## start Data section

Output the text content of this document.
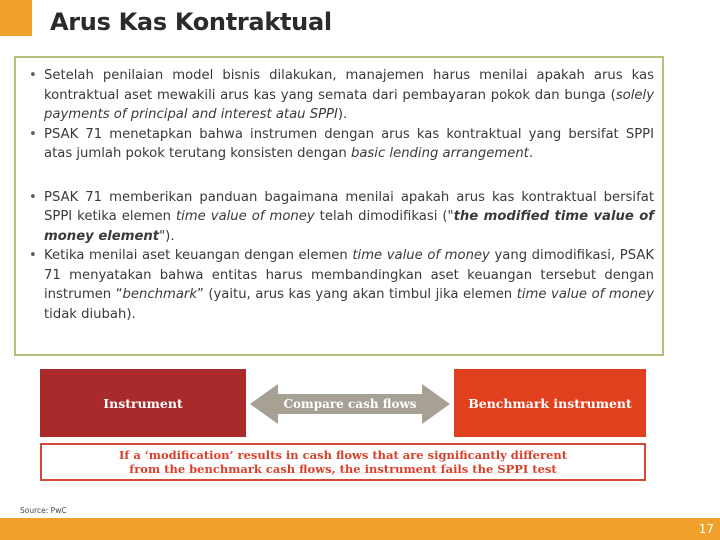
Arus Kas Kontraktual
• Setelah penilaian model bisnis dilakukan, manajemen harus menilai apakah arus kas kontraktual aset mewakili arus kas yang semata dari pembayaran pokok dan bunga (solely payments of principal and interest atau SPPI).
• PSAK 71 menetapkan bahwa instrumen dengan arus kas kontraktual yang bersifat SPPI atas jumlah pokok terutang konsisten dengan basic lending arrangement.
• PSAK 71 memberikan panduan bagaimana menilai apakah arus kas kontraktual bersifat SPPI ketika elemen time value of money telah dimodifikasi ("the modified time value of money element").
• Ketika menilai aset keuangan dengan elemen time value of money yang dimodifikasi, PSAK 71 menyatakan bahwa entitas harus membandingkan aset keuangan tersebut dengan instrumen “benchmark” (yaitu, arus kas yang akan timbul jika elemen time value of money tidak diubah).
Instrument	Compare cash flows	Benchmark instrument
If a ‘modification’ results in cash flows that are significantly different
from the benchmark cash flows, the instrument fails the SPPI test
Source: PwC
17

## end Data section

Problem description >>
Every entry must be written out exactly, with all pictures left out.

Result >>
Output the text content of this document.
Arus Kas Kontraktual
• Setelah penilaian model bisnis dilakukan, manajemen harus menilai apakah arus kas kontraktual aset mewakili arus kas yang semata dari pembayaran pokok dan bunga (solely payments of principal and interest atau SPPI).
• PSAK 71 menetapkan bahwa instrumen dengan arus kas kontraktual yang bersifat SPPI atas jumlah pokok terutang konsisten dengan basic lending arrangement.
• PSAK 71 memberikan panduan bagaimana menilai apakah arus kas kontraktual bersifat SPPI ketika elemen time value of money telah dimodifikasi ("the modified time value of money element").
• Ketika menilai aset keuangan dengan elemen time value of money yang dimodifikasi, PSAK 71 menyatakan bahwa entitas harus membandingkan aset keuangan tersebut dengan instrumen “benchmark” (yaitu, arus kas yang akan timbul jika elemen time value of money tidak diubah).
Instrument	Compare cash flows	Benchmark instrument
If a ‘modification’ results in cash flows that are significantly different
from the benchmark cash flows, the instrument fails the SPPI test
Source: PwC
17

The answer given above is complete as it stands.